Your instructions:
Where a line contains the word "this", copy that line in full.

Data section:
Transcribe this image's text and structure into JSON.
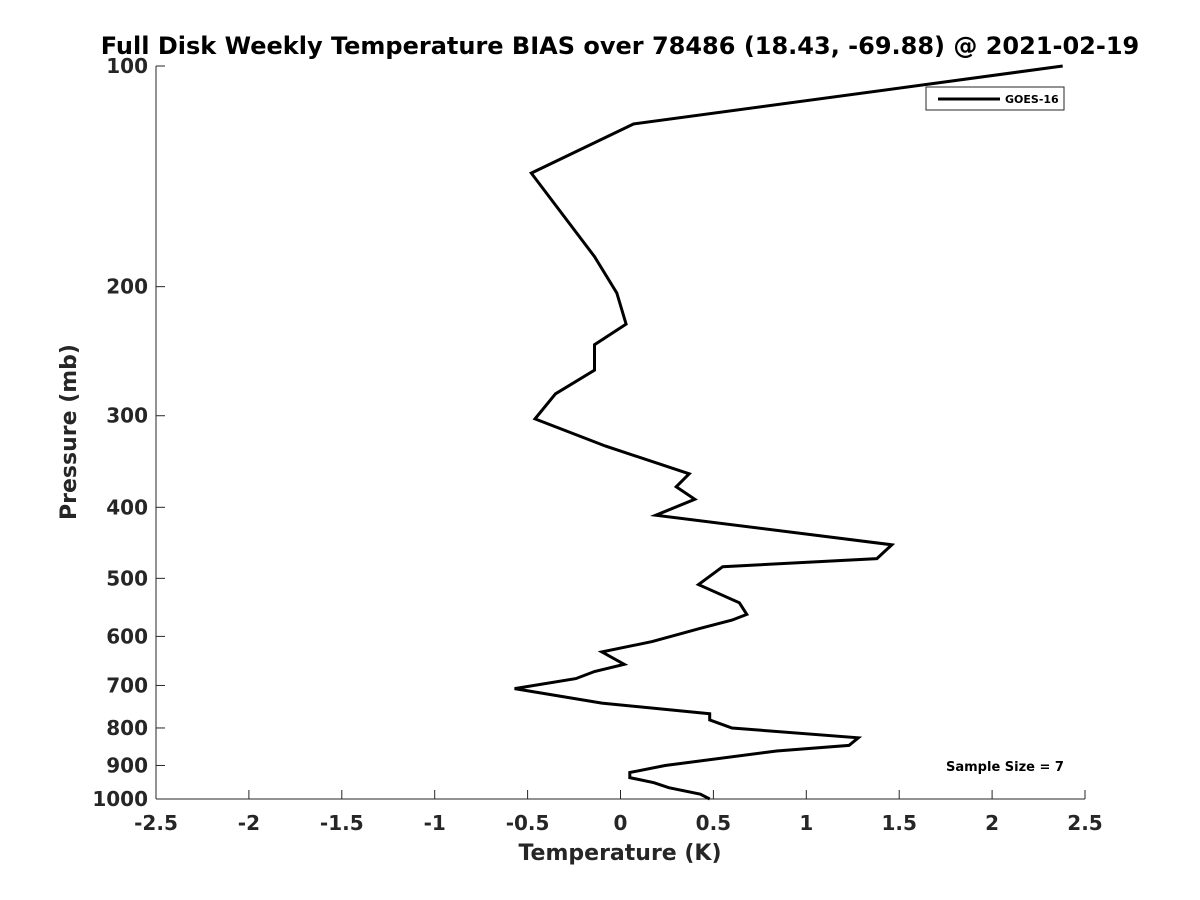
{
  "chart_data": {
    "type": "line",
    "title": "Full Disk Weekly Temperature BIAS over 78486 (18.43, -69.88) @ 2021-02-19",
    "xlabel": "Temperature (K)",
    "ylabel": "Pressure (mb)",
    "xlim": [
      -2.5,
      2.5
    ],
    "ylim": [
      100,
      1000
    ],
    "yscale": "log",
    "y_reversed": true,
    "xticks": [
      "-2.5",
      "-2",
      "-1.5",
      "-1",
      "-0.5",
      "0",
      "0.5",
      "1",
      "1.5",
      "2",
      "2.5"
    ],
    "xtick_values": [
      -2.5,
      -2,
      -1.5,
      -1,
      -0.5,
      0,
      0.5,
      1,
      1.5,
      2,
      2.5
    ],
    "yticks": [
      "100",
      "200",
      "300",
      "400",
      "500",
      "600",
      "700",
      "800",
      "900",
      "1000"
    ],
    "ytick_values": [
      100,
      200,
      300,
      400,
      500,
      600,
      700,
      800,
      900,
      1000
    ],
    "grid": false,
    "legend_position": "top-right",
    "annotation": "Sample Size = 7",
    "series": [
      {
        "name": "GOES-16",
        "color": "#000000",
        "points": [
          [
            2.38,
            100
          ],
          [
            0.07,
            120
          ],
          [
            -0.48,
            140
          ],
          [
            -0.14,
            182
          ],
          [
            -0.02,
            204
          ],
          [
            0.03,
            225
          ],
          [
            -0.14,
            240
          ],
          [
            -0.14,
            260
          ],
          [
            -0.35,
            280
          ],
          [
            -0.46,
            303
          ],
          [
            -0.08,
            330
          ],
          [
            0.37,
            360
          ],
          [
            0.3,
            375
          ],
          [
            0.4,
            390
          ],
          [
            0.19,
            410
          ],
          [
            1.46,
            450
          ],
          [
            1.38,
            470
          ],
          [
            0.55,
            482
          ],
          [
            0.42,
            510
          ],
          [
            0.64,
            540
          ],
          [
            0.68,
            560
          ],
          [
            0.6,
            570
          ],
          [
            0.43,
            585
          ],
          [
            0.17,
            610
          ],
          [
            -0.1,
            630
          ],
          [
            0.02,
            655
          ],
          [
            -0.14,
            670
          ],
          [
            -0.24,
            685
          ],
          [
            -0.57,
            707
          ],
          [
            -0.1,
            740
          ],
          [
            0.48,
            765
          ],
          [
            0.48,
            780
          ],
          [
            0.6,
            800
          ],
          [
            1.28,
            825
          ],
          [
            1.23,
            845
          ],
          [
            0.84,
            860
          ],
          [
            0.24,
            900
          ],
          [
            0.05,
            920
          ],
          [
            0.05,
            935
          ],
          [
            0.18,
            950
          ],
          [
            0.26,
            965
          ],
          [
            0.43,
            985
          ],
          [
            0.48,
            1000
          ]
        ]
      }
    ]
  }
}
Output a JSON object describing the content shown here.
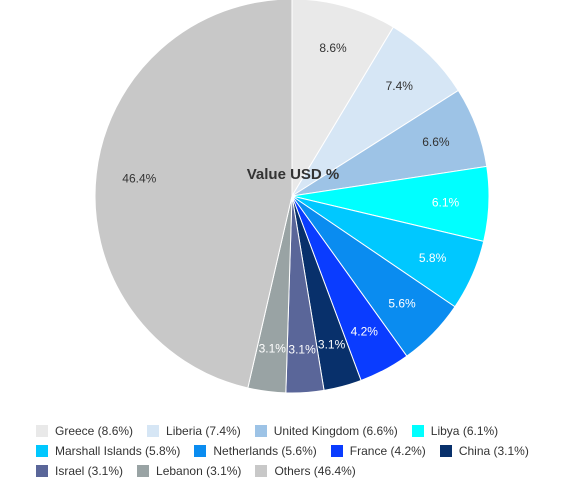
{
  "chart_data": {
    "type": "pie",
    "title": "Value USD %",
    "legend_position": "bottom",
    "slices": [
      {
        "name": "Greece",
        "value": 8.6,
        "label": "8.6%",
        "legend": "Greece (8.6%)",
        "color": "#e9e9e9",
        "label_color": "#333333"
      },
      {
        "name": "Liberia",
        "value": 7.4,
        "label": "7.4%",
        "legend": "Liberia (7.4%)",
        "color": "#d6e6f5",
        "label_color": "#333333"
      },
      {
        "name": "United Kingdom",
        "value": 6.6,
        "label": "6.6%",
        "legend": "United Kingdom (6.6%)",
        "color": "#9dc3e6",
        "label_color": "#333333"
      },
      {
        "name": "Libya",
        "value": 6.1,
        "label": "6.1%",
        "legend": "Libya (6.1%)",
        "color": "#00ffff",
        "label_color": "#ffffff"
      },
      {
        "name": "Marshall Islands",
        "value": 5.8,
        "label": "5.8%",
        "legend": "Marshall Islands (5.8%)",
        "color": "#00c8ff",
        "label_color": "#ffffff"
      },
      {
        "name": "Netherlands",
        "value": 5.6,
        "label": "5.6%",
        "legend": "Netherlands (5.6%)",
        "color": "#0a8cf0",
        "label_color": "#ffffff"
      },
      {
        "name": "France",
        "value": 4.2,
        "label": "4.2%",
        "legend": "France (4.2%)",
        "color": "#0a3cff",
        "label_color": "#ffffff"
      },
      {
        "name": "China",
        "value": 3.1,
        "label": "3.1%",
        "legend": "China (3.1%)",
        "color": "#08306b",
        "label_color": "#ffffff"
      },
      {
        "name": "Israel",
        "value": 3.1,
        "label": "3.1%",
        "legend": "Israel (3.1%)",
        "color": "#5a6699",
        "label_color": "#ffffff"
      },
      {
        "name": "Lebanon",
        "value": 3.1,
        "label": "3.1%",
        "legend": "Lebanon (3.1%)",
        "color": "#99a3a4",
        "label_color": "#ffffff"
      },
      {
        "name": "Others",
        "value": 46.4,
        "label": "46.4%",
        "legend": "Others (46.4%)",
        "color": "#c8c8c8",
        "label_color": "#333333"
      }
    ]
  }
}
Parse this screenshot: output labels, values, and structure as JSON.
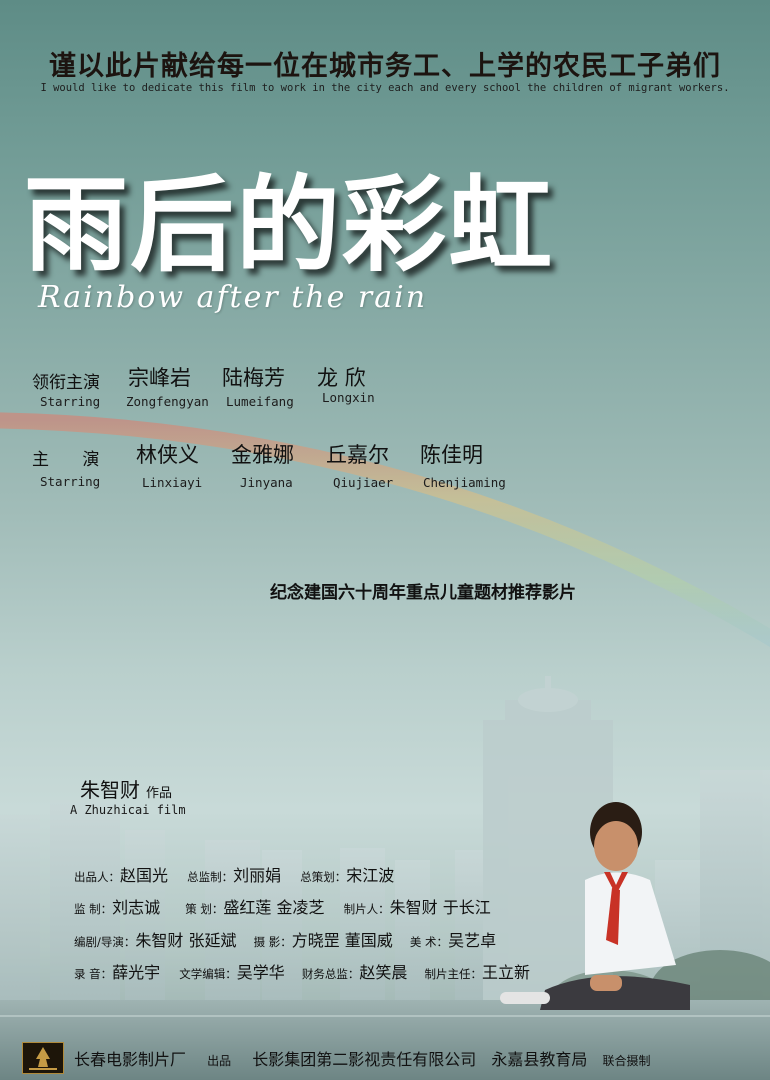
{
  "dedication_cn": "谨以此片献给每一位在城市务工、上学的农民工子弟们",
  "dedication_en": "I would like to dedicate this film to work in the city each and every school the children of migrant workers.",
  "title_cn": "雨后的彩虹",
  "title_en": "Rainbow after the rain",
  "lead_cast": {
    "label_cn": "领衔主演",
    "label_en": "Starring",
    "names": [
      {
        "cn": "宗峰岩",
        "en": "Zongfengyan"
      },
      {
        "cn": "陆梅芳",
        "en": "Lumeifang"
      },
      {
        "cn": "龙 欣",
        "en": "Longxin"
      }
    ]
  },
  "cast": {
    "label_cn": "主  演",
    "label_en": "Starring",
    "names": [
      {
        "cn": "林侠义",
        "en": "Linxiayi"
      },
      {
        "cn": "金雅娜",
        "en": "Jinyana"
      },
      {
        "cn": "丘嘉尔",
        "en": "Qiujiaer"
      },
      {
        "cn": "陈佳明",
        "en": "Chenjiaming"
      }
    ]
  },
  "tagline": "纪念建国六十周年重点儿童题材推荐影片",
  "director": {
    "cn": "朱智财",
    "suffix": "作品",
    "en": "A Zhuzhicai film"
  },
  "crew": {
    "row1": {
      "producer_role": "出品人：",
      "producer": "赵国光",
      "supervisor_role": "总监制：",
      "supervisor": "刘丽娟",
      "planner_role": "总策划：",
      "planner": "宋江波"
    },
    "row2": {
      "supervise_role": "监  制：",
      "supervise": "刘志诚",
      "plan_role": "策  划：",
      "plan": "盛红莲 金凌芝",
      "make_role": "制片人：",
      "make": "朱智财 于长江"
    },
    "row3": {
      "writer_role": "编剧/导演：",
      "writer": "朱智财 张延斌",
      "photo_role": "摄  影：",
      "photo": "方晓罡 董国威",
      "art_role": "美  术：",
      "art": "吴艺卓"
    },
    "row4": {
      "sound_role": "录  音：",
      "sound": "薛光宇",
      "lit_role": "文学编辑：",
      "lit": "吴学华",
      "fin_role": "财务总监：",
      "fin": "赵笑晨",
      "pm_role": "制片主任：",
      "pm": "王立新"
    }
  },
  "footer": {
    "studio": "长春电影制片厂",
    "produce": "出品",
    "partner1": "长影集团第二影视责任有限公司",
    "partner2": "永嘉县教育局",
    "joint": "联合摄制",
    "logo_text": "长春电影制片厂"
  }
}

Response below:
Transcribe this image's text and structure into JSON.
Parse this screenshot: output labels, values, and structure as JSON.
  "dedication_en": "I would like to dedicate this film to work in the city each and every school the children of migrant workers.",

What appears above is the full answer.